_Set task_. Retype the material that follows, keeping every word as it is.

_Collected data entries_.
------------------------------------------------------------

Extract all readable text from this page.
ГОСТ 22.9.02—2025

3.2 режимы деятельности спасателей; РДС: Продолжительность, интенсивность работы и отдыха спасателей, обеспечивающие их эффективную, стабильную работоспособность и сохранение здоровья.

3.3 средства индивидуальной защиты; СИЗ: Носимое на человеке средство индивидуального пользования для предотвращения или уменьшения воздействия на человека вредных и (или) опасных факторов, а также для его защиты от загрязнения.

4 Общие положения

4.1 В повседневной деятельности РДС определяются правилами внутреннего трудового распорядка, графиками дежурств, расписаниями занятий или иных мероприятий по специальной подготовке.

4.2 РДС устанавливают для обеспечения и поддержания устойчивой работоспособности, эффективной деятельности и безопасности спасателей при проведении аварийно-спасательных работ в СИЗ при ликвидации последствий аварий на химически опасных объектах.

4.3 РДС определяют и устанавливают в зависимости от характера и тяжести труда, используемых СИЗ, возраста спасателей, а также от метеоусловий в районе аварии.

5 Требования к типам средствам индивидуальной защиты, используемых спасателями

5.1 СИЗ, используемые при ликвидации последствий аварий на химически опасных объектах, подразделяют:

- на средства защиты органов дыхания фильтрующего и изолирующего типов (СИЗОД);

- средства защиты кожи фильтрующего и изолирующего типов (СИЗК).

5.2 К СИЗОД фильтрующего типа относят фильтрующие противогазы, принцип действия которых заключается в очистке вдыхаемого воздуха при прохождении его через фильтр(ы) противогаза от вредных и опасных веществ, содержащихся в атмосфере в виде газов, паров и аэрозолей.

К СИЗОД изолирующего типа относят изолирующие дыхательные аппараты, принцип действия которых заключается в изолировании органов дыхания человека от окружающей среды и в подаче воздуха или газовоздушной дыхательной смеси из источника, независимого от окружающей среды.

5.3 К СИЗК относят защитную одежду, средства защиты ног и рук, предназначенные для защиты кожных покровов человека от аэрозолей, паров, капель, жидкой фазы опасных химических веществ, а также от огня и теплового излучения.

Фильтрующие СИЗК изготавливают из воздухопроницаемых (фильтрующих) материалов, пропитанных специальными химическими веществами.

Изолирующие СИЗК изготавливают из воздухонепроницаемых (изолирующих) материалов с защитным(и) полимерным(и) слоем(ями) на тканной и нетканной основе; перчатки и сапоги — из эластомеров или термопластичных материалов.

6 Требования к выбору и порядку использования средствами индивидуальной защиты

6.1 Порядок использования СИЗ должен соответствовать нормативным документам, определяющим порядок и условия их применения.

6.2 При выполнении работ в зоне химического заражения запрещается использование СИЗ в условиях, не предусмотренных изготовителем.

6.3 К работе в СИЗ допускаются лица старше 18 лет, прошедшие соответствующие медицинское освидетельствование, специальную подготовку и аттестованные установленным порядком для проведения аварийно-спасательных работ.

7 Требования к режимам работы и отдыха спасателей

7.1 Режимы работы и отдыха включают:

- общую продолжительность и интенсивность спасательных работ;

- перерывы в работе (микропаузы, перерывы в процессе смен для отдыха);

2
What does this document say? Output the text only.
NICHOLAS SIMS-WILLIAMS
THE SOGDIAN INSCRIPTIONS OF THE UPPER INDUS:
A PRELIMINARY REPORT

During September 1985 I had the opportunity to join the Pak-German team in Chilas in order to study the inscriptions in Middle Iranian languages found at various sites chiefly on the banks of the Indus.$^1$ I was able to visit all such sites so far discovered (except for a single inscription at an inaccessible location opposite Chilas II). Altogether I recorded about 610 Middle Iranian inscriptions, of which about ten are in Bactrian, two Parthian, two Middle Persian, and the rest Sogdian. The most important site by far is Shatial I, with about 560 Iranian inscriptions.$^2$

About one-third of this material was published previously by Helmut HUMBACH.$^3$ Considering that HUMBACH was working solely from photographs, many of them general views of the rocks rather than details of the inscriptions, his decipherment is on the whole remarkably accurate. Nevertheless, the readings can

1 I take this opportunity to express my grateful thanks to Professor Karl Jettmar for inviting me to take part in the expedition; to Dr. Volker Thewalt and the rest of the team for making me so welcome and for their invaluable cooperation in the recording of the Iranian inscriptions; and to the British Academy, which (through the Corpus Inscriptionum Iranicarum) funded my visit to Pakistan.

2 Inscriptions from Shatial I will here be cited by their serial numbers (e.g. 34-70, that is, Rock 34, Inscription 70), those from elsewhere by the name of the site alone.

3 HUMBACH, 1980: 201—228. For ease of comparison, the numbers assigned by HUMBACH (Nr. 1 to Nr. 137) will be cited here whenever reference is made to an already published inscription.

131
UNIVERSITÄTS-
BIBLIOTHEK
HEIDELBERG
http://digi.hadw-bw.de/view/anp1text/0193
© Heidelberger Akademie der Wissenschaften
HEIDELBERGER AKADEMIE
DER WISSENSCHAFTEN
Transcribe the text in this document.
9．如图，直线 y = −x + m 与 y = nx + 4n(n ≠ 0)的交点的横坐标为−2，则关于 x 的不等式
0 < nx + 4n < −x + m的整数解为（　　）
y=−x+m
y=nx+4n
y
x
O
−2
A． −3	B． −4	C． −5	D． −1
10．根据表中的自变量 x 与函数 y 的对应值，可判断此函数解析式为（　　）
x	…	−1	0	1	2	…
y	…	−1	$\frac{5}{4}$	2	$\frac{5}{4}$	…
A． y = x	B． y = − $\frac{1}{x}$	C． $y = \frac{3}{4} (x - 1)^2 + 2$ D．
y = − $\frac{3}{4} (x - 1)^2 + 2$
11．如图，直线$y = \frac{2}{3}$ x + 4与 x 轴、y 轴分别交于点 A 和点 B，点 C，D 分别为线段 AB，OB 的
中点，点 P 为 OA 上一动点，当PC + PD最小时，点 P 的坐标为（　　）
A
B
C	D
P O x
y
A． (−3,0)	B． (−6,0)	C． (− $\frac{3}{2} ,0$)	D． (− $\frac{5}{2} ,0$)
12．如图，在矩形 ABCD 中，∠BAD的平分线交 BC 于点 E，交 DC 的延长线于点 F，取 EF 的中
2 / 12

------------------------------------------------------------

_Correct response_.
Extract all readable text from this page.
ГОСТ 22.9.02—2025

3.2 режимы деятельности спасателей; РДС: Продолжительность, интенсивность работы и отдыха спасателей, обеспечивающие их эффективную, стабильную работоспособность и сохранение здоровья.

3.3 средства индивидуальной защиты; СИЗ: Носимое на человеке средство индивидуального пользования для предотвращения или уменьшения воздействия на человека вредных и (или) опасных факторов, а также для его защиты от загрязнения.

4 Общие положения

4.1 В повседневной деятельности РДС определяются правилами внутреннего трудового распорядка, графиками дежурств, расписаниями занятий или иных мероприятий по специальной подготовке.

4.2 РДС устанавливают для обеспечения и поддержания устойчивой работоспособности, эффективной деятельности и безопасности спасателей при проведении аварийно-спасательных работ в СИЗ при ликвидации последствий аварий на химически опасных объектах.

4.3 РДС определяют и устанавливают в зависимости от характера и тяжести труда, используемых СИЗ, возраста спасателей, а также от метеоусловий в районе аварии.

5 Требования к типам средствам индивидуальной защиты, используемых спасателями

5.1 СИЗ, используемые при ликвидации последствий аварий на химически опасных объектах, подразделяют:

- на средства защиты органов дыхания фильтрующего и изолирующего типов (СИЗОД);

- средства защиты кожи фильтрующего и изолирующего типов (СИЗК).

5.2 К СИЗОД фильтрующего типа относят фильтрующие противогазы, принцип действия которых заключается в очистке вдыхаемого воздуха при прохождении его через фильтр(ы) противогаза от вредных и опасных веществ, содержащихся в атмосфере в виде газов, паров и аэрозолей.

К СИЗОД изолирующего типа относят изолирующие дыхательные аппараты, принцип действия которых заключается в изолировании органов дыхания человека от окружающей среды и в подаче воздуха или газовоздушной дыхательной смеси из источника, независимого от окружающей среды.

5.3 К СИЗК относят защитную одежду, средства защиты ног и рук, предназначенные для защиты кожных покровов человека от аэрозолей, паров, капель, жидкой фазы опасных химических веществ, а также от огня и теплового излучения.

Фильтрующие СИЗК изготавливают из воздухопроницаемых (фильтрующих) материалов, пропитанных специальными химическими веществами.

Изолирующие СИЗК изготавливают из воздухонепроницаемых (изолирующих) материалов с защитным(и) полимерным(и) слоем(ями) на тканной и нетканной основе; перчатки и сапоги — из эластомеров или термопластичных материалов.

6 Требования к выбору и порядку использования средствами индивидуальной защиты

6.1 Порядок использования СИЗ должен соответствовать нормативным документам, определяющим порядок и условия их применения.

6.2 При выполнении работ в зоне химического заражения запрещается использование СИЗ в условиях, не предусмотренных изготовителем.

6.3 К работе в СИЗ допускаются лица старше 18 лет, прошедшие соответствующие медицинское освидетельствование, специальную подготовку и аттестованные установленным порядком для проведения аварийно-спасательных работ.

7 Требования к режимам работы и отдыха спасателей

7.1 Режимы работы и отдыха включают:

- общую продолжительность и интенсивность спасательных работ;

- перерывы в работе (микропаузы, перерывы в процессе смен для отдыха);

2
What does this document say? Output the text only.
NICHOLAS SIMS-WILLIAMS
THE SOGDIAN INSCRIPTIONS OF THE UPPER INDUS:
A PRELIMINARY REPORT

During September 1985 I had the opportunity to join the Pak-German team in Chilas in order to study the inscriptions in Middle Iranian languages found at various sites chiefly on the banks of the Indus.$^1$ I was able to visit all such sites so far discovered (except for a single inscription at an inaccessible location opposite Chilas II). Altogether I recorded about 610 Middle Iranian inscriptions, of which about ten are in Bactrian, two Parthian, two Middle Persian, and the rest Sogdian. The most important site by far is Shatial I, with about 560 Iranian inscriptions.$^2$

About one-third of this material was published previously by Helmut HUMBACH.$^3$ Considering that HUMBACH was working solely from photographs, many of them general views of the rocks rather than details of the inscriptions, his decipherment is on the whole remarkably accurate. Nevertheless, the readings can

1 I take this opportunity to express my grateful thanks to Professor Karl Jettmar for inviting me to take part in the expedition; to Dr. Volker Thewalt and the rest of the team for making me so welcome and for their invaluable cooperation in the recording of the Iranian inscriptions; and to the British Academy, which (through the Corpus Inscriptionum Iranicarum) funded my visit to Pakistan.

2 Inscriptions from Shatial I will here be cited by their serial numbers (e.g. 34-70, that is, Rock 34, Inscription 70), those from elsewhere by the name of the site alone.

3 HUMBACH, 1980: 201—228. For ease of comparison, the numbers assigned by HUMBACH (Nr. 1 to Nr. 137) will be cited here whenever reference is made to an already published inscription.

131
UNIVERSITÄTS-
BIBLIOTHEK
HEIDELBERG
http://digi.hadw-bw.de/view/anp1text/0193
© Heidelberger Akademie der Wissenschaften
HEIDELBERGER AKADEMIE
DER WISSENSCHAFTEN
Transcribe the text in this document.
9．如图，直线 y = −x + m 与 y = nx + 4n(n ≠ 0)的交点的横坐标为−2，则关于 x 的不等式
0 < nx + 4n < −x + m的整数解为（　　）
y=−x+m
y=nx+4n
y
x
O
−2
A． −3	B． −4	C． −5	D． −1
10．根据表中的自变量 x 与函数 y 的对应值，可判断此函数解析式为（　　）
x	…	−1	0	1	2	…
y	…	−1	$\frac{5}{4}$	2	$\frac{5}{4}$	…
A． y = x	B． y = − $\frac{1}{x}$	C． $y = \frac{3}{4} (x - 1)^2 + 2$ D．
y = − $\frac{3}{4} (x - 1)^2 + 2$
11．如图，直线$y = \frac{2}{3}$ x + 4与 x 轴、y 轴分别交于点 A 和点 B，点 C，D 分别为线段 AB，OB 的
中点，点 P 为 OA 上一动点，当PC + PD最小时，点 P 的坐标为（　　）
A
B
C	D
P O x
y
A． (−3,0)	B． (−6,0)	C． (− $\frac{3}{2} ,0$)	D． (− $\frac{5}{2} ,0$)
12．如图，在矩形 ABCD 中，∠BAD的平分线交 BC 于点 E，交 DC 的延长线于点 F，取 EF 的中
2 / 12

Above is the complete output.